Work to be completed: Repeat all the material exactly; pictures stay out of your copy.

Stored records:
* start *

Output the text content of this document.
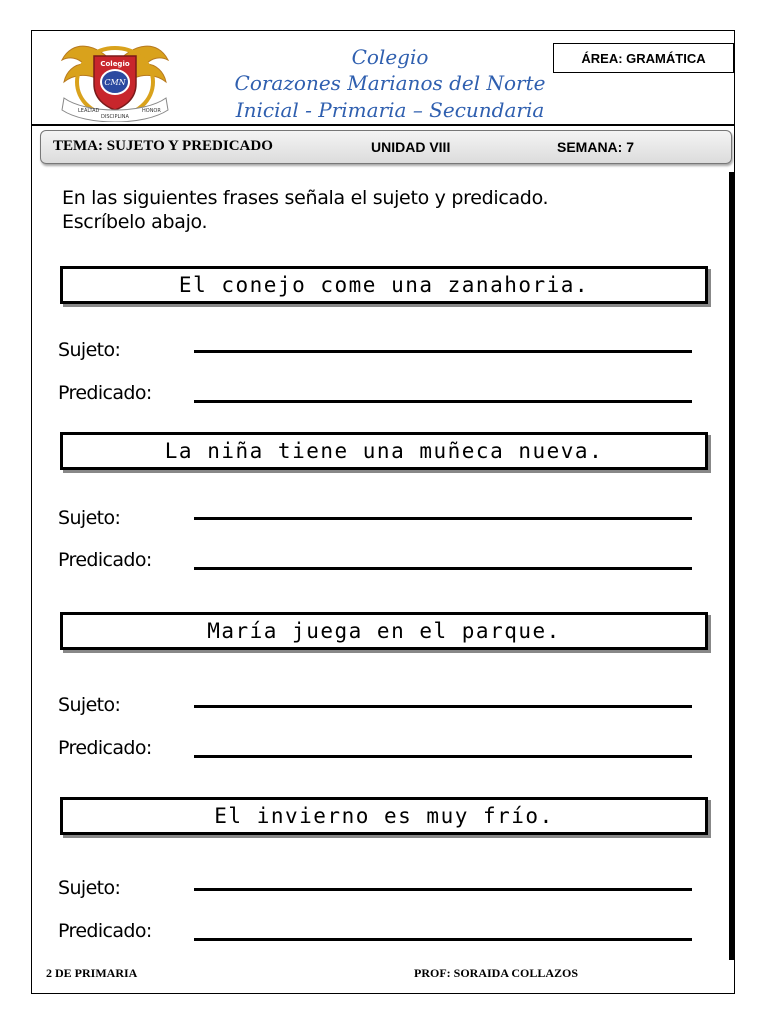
Colegio
CMN
LEALTAD
DISCIPLINA
HONOR
Colegio
Corazones Marianos del Norte
Inicial - Primaria – Secundaria
ÁREA: GRAMÁTICA
TEMA: SUJETO Y PREDICADO	UNIDAD VIII	SEMANA: 7
En las siguientes frases señala el sujeto y predicado.
Escríbelo abajo.
El conejo come una zanahoria.
Sujeto:
Predicado:
La niña tiene una muñeca nueva.
Sujeto:
Predicado:
María juega en el parque.
Sujeto:
Predicado:
El invierno es muy frío.
Sujeto:
Predicado:
2 DE PRIMARIA	PROF: SORAIDA COLLAZOS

* end *

Answer to the problem:
Output the text content of this document.
Colegio
CMN
LEALTAD
DISCIPLINA
HONOR
Colegio
Corazones Marianos del Norte
Inicial - Primaria – Secundaria
ÁREA: GRAMÁTICA
TEMA: SUJETO Y PREDICADO	UNIDAD VIII	SEMANA: 7
En las siguientes frases señala el sujeto y predicado.
Escríbelo abajo.
El conejo come una zanahoria.
Sujeto:
Predicado:
La niña tiene una muñeca nueva.
Sujeto:
Predicado:
María juega en el parque.
Sujeto:
Predicado:
El invierno es muy frío.
Sujeto:
Predicado:
2 DE PRIMARIA	PROF: SORAIDA COLLAZOS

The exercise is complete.